EXERCISE DESCRIPTION:
Your task is to gather the lines below that hold the string "ylabel".

RAW RECORDS:
────────────────
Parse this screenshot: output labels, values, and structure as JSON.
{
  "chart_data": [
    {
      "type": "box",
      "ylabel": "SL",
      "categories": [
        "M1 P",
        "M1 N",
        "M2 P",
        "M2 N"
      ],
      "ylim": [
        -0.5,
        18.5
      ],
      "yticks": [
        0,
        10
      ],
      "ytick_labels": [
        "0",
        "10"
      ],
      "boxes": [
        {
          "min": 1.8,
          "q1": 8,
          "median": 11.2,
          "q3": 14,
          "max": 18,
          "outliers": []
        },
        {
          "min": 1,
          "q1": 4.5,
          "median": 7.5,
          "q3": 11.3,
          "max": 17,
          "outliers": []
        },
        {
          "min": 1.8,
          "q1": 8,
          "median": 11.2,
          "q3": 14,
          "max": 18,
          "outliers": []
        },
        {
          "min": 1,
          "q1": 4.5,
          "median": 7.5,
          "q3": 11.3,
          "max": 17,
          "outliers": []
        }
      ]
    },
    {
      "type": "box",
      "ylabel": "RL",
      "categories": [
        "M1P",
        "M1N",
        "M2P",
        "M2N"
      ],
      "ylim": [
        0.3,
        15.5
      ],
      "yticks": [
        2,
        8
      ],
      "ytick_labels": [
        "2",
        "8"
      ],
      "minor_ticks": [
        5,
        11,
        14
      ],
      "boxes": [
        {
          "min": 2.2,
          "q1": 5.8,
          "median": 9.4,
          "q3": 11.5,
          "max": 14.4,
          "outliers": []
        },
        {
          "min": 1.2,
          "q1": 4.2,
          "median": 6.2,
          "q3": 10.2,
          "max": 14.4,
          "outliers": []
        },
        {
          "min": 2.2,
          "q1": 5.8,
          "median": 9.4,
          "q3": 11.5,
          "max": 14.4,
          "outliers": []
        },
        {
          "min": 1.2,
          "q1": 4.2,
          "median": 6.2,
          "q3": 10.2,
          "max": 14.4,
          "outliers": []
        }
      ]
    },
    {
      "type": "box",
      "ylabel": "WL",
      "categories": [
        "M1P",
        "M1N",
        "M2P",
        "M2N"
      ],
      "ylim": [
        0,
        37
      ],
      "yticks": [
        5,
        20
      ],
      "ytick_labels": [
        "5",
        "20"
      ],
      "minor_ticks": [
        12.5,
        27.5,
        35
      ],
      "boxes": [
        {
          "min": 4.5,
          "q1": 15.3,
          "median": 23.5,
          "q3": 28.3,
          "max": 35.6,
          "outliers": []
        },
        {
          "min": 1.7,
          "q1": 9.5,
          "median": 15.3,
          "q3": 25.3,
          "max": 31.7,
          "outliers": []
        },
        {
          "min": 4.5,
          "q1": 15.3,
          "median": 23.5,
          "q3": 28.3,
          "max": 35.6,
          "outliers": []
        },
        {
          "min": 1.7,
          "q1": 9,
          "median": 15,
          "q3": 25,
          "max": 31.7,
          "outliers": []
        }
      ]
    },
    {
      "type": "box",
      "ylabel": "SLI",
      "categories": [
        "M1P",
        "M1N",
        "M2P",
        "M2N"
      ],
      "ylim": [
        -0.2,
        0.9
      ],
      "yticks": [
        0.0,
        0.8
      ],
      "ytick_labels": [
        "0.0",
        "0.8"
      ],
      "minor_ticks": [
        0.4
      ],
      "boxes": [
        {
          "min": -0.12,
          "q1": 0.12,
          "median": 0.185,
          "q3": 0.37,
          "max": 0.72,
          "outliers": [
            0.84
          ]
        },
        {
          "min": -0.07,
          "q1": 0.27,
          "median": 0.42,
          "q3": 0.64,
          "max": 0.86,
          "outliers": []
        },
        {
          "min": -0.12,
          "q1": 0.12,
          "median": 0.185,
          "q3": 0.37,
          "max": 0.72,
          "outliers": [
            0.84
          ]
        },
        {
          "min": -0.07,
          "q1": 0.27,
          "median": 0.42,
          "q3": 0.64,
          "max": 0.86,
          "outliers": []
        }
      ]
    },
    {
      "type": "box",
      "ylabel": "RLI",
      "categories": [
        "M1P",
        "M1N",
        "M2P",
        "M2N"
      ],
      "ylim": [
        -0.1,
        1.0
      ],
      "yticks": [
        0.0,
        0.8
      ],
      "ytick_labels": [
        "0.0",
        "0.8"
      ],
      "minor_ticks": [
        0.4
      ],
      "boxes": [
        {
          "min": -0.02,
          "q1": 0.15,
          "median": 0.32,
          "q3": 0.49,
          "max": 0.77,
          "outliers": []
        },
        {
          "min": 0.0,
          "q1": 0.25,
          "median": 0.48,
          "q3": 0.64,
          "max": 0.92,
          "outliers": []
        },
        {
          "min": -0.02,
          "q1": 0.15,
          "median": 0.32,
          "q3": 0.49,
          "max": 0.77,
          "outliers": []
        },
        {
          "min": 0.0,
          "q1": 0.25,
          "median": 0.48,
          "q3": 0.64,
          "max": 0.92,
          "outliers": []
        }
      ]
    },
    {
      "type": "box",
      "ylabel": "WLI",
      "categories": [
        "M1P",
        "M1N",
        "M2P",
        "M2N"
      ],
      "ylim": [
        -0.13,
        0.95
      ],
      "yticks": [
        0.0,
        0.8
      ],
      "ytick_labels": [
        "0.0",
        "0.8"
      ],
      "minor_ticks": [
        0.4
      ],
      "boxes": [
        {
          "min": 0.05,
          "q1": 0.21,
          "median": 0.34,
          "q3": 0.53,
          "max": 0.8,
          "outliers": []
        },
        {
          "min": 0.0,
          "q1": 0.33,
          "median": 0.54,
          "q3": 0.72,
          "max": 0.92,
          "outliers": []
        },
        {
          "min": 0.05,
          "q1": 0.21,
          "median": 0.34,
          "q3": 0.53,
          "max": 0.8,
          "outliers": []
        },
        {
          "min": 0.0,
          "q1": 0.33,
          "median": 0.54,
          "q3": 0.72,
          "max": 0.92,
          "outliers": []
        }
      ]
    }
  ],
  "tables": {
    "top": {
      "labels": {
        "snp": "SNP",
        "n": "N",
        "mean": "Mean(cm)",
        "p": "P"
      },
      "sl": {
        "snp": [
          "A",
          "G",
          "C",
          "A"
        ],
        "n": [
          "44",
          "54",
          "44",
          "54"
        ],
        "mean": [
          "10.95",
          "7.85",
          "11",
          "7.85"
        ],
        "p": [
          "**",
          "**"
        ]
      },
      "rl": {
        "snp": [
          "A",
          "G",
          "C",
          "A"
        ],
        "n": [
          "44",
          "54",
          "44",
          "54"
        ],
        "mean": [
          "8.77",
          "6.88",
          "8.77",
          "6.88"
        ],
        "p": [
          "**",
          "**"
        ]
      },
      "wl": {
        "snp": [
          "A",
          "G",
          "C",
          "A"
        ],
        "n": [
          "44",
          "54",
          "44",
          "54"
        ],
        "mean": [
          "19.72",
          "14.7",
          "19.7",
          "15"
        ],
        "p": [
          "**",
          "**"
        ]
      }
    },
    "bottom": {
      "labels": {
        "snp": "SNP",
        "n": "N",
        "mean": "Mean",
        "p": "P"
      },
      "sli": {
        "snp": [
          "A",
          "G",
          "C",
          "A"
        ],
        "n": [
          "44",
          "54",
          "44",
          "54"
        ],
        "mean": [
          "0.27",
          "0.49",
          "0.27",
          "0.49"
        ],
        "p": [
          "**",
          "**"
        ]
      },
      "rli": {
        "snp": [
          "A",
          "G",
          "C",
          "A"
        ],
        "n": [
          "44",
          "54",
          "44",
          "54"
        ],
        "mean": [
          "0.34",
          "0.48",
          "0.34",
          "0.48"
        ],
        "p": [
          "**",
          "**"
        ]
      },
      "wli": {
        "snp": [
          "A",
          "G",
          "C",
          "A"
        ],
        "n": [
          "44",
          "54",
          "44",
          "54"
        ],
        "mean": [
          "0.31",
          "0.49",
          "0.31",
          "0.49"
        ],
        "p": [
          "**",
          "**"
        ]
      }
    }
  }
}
────────────────
TASK OUTPUT:
      "ylabel": "SL",
      "ylabel": "RL",
      "ylabel": "WL",
      "ylabel": "SLI",
      "ylabel": "RLI",
      "ylabel": "WLI",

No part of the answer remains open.